● **WRITTEN EXERCISE**
Extract, word for word, the lines from the start of the records through the line containing "Ellipse shape — [20, 30, 276, 334]", including that line.

(Stored data entries)

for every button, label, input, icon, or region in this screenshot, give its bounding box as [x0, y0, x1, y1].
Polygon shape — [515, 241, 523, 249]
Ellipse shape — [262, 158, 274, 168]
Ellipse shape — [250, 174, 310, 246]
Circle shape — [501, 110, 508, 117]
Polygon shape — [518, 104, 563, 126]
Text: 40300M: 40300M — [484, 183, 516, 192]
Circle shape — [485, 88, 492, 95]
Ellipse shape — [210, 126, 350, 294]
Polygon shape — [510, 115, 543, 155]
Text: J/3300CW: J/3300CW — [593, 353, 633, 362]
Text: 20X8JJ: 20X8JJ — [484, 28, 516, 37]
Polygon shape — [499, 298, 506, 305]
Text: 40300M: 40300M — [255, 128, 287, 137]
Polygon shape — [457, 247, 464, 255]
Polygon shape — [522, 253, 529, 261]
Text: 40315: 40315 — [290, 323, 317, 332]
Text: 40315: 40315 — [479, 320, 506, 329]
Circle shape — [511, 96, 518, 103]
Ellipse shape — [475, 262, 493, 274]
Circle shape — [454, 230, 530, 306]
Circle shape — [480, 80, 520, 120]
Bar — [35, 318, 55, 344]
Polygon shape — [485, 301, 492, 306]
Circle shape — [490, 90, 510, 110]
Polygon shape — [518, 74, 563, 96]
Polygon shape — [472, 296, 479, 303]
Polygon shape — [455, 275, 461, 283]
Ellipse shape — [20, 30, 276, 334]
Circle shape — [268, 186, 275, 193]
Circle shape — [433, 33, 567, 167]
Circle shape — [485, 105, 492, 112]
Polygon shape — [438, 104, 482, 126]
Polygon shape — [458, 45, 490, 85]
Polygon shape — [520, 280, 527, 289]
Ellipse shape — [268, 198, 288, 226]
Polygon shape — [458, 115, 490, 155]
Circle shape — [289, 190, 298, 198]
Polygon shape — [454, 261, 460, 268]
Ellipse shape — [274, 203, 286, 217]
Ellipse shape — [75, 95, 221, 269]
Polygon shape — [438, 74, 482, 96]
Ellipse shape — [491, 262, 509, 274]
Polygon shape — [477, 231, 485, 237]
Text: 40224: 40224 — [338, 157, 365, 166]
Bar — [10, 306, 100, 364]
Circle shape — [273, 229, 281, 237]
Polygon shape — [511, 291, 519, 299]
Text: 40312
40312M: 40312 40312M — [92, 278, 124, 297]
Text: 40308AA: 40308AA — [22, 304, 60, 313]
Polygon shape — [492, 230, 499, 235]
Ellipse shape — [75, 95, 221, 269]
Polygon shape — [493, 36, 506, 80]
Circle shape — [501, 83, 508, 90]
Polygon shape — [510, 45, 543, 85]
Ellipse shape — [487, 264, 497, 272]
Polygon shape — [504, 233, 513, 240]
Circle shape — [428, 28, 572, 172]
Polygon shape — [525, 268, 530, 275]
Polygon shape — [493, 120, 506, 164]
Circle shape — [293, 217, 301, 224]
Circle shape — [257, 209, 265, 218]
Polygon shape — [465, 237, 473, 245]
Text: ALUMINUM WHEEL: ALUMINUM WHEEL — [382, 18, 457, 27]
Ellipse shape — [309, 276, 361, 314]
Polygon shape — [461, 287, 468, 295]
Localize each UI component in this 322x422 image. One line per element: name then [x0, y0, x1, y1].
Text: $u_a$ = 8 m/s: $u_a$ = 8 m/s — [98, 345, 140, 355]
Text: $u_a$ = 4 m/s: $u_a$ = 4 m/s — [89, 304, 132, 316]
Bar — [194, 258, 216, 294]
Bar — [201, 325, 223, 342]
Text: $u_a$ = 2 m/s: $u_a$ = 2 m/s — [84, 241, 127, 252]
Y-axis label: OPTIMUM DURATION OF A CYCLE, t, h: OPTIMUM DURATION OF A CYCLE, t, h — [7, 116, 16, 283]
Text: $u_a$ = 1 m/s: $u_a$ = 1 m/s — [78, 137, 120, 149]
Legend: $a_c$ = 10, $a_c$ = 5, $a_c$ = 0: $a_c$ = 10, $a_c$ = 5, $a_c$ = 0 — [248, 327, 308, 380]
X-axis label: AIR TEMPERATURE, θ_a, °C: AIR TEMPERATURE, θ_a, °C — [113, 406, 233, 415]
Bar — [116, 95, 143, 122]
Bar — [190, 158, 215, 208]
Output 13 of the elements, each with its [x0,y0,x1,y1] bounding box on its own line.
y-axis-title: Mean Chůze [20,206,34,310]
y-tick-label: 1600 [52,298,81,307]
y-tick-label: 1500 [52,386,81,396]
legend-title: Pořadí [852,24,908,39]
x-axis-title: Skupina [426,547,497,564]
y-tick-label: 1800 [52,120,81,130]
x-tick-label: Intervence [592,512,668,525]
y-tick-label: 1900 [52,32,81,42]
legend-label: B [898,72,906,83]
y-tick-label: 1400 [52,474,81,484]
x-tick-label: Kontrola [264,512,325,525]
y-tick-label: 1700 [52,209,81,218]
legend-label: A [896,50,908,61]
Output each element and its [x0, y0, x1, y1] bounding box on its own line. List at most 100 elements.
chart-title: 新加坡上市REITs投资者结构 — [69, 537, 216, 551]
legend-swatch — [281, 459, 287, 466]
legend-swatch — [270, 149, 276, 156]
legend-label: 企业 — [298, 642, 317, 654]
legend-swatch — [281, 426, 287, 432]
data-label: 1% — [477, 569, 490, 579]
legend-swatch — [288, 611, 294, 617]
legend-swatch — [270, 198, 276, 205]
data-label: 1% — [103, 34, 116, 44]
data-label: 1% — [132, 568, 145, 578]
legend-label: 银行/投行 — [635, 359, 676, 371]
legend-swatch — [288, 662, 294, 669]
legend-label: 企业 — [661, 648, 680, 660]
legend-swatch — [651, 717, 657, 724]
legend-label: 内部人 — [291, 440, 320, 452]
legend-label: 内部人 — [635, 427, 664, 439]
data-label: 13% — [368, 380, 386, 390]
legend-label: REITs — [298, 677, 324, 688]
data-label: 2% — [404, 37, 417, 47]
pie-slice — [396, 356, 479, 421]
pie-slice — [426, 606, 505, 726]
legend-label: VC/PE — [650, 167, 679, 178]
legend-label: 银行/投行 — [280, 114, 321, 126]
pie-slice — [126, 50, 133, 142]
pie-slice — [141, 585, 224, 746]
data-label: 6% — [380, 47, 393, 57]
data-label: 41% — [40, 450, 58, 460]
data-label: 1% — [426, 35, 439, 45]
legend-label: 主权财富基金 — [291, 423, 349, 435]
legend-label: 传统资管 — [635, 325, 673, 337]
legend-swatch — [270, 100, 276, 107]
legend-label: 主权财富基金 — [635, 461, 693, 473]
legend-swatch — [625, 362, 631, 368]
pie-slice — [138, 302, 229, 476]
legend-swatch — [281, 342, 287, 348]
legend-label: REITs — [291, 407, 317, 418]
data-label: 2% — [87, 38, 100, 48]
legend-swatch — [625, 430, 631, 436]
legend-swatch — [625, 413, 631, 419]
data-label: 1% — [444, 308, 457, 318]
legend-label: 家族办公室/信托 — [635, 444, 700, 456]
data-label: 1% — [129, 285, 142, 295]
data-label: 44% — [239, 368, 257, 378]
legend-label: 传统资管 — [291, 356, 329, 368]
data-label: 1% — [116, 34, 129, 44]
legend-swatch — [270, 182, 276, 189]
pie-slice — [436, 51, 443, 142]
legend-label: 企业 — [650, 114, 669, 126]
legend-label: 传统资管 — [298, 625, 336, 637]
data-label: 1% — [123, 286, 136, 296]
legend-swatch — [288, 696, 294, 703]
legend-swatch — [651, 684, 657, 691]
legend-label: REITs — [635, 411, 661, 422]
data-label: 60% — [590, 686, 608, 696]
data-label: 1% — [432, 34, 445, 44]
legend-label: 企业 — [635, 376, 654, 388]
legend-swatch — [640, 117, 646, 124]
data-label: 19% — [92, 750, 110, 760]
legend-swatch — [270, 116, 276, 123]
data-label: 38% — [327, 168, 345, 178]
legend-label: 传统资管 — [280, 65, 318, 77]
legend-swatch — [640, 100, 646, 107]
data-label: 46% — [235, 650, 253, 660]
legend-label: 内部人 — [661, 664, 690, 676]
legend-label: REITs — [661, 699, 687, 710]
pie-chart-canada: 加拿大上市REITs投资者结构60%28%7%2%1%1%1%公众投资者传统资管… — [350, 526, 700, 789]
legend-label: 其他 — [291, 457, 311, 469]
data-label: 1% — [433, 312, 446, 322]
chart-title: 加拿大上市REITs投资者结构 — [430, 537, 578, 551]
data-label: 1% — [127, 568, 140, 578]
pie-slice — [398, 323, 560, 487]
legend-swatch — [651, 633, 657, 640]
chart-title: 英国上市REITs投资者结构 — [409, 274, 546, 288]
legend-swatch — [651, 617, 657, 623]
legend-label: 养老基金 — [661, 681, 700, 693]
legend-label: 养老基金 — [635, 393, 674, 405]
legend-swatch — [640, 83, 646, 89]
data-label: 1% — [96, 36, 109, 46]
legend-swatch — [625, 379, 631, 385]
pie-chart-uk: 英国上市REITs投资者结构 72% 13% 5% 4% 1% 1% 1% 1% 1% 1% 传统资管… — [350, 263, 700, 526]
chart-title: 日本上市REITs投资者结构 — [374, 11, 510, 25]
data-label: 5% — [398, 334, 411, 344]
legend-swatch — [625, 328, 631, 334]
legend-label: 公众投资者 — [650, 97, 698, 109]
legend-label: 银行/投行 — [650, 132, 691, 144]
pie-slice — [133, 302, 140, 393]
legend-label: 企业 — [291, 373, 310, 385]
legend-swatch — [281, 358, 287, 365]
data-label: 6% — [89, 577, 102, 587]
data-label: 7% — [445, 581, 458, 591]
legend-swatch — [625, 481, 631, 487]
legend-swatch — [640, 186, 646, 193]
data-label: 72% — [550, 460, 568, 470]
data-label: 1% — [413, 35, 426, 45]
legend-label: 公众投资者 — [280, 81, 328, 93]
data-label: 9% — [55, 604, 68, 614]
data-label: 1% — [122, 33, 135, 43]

● **THE RESPONSE**
for every button, label, input, icon, or region in this screenshot, give its bounding box as [x0, y0, x1, y1].
Polygon shape — [515, 241, 523, 249]
Ellipse shape — [262, 158, 274, 168]
Ellipse shape — [250, 174, 310, 246]
Circle shape — [501, 110, 508, 117]
Polygon shape — [518, 104, 563, 126]
Text: 40300M: 40300M — [484, 183, 516, 192]
Circle shape — [485, 88, 492, 95]
Ellipse shape — [210, 126, 350, 294]
Polygon shape — [510, 115, 543, 155]
Text: J/3300CW: J/3300CW — [593, 353, 633, 362]
Text: 20X8JJ: 20X8JJ — [484, 28, 516, 37]
Polygon shape — [499, 298, 506, 305]
Text: 40300M: 40300M — [255, 128, 287, 137]
Polygon shape — [457, 247, 464, 255]
Polygon shape — [522, 253, 529, 261]
Text: 40315: 40315 — [290, 323, 317, 332]
Text: 40315: 40315 — [479, 320, 506, 329]
Circle shape — [511, 96, 518, 103]
Ellipse shape — [475, 262, 493, 274]
Circle shape — [454, 230, 530, 306]
Circle shape — [480, 80, 520, 120]
Bar — [35, 318, 55, 344]
Polygon shape — [485, 301, 492, 306]
Circle shape — [490, 90, 510, 110]
Polygon shape — [518, 74, 563, 96]
Polygon shape — [472, 296, 479, 303]
Polygon shape — [455, 275, 461, 283]
Ellipse shape — [20, 30, 276, 334]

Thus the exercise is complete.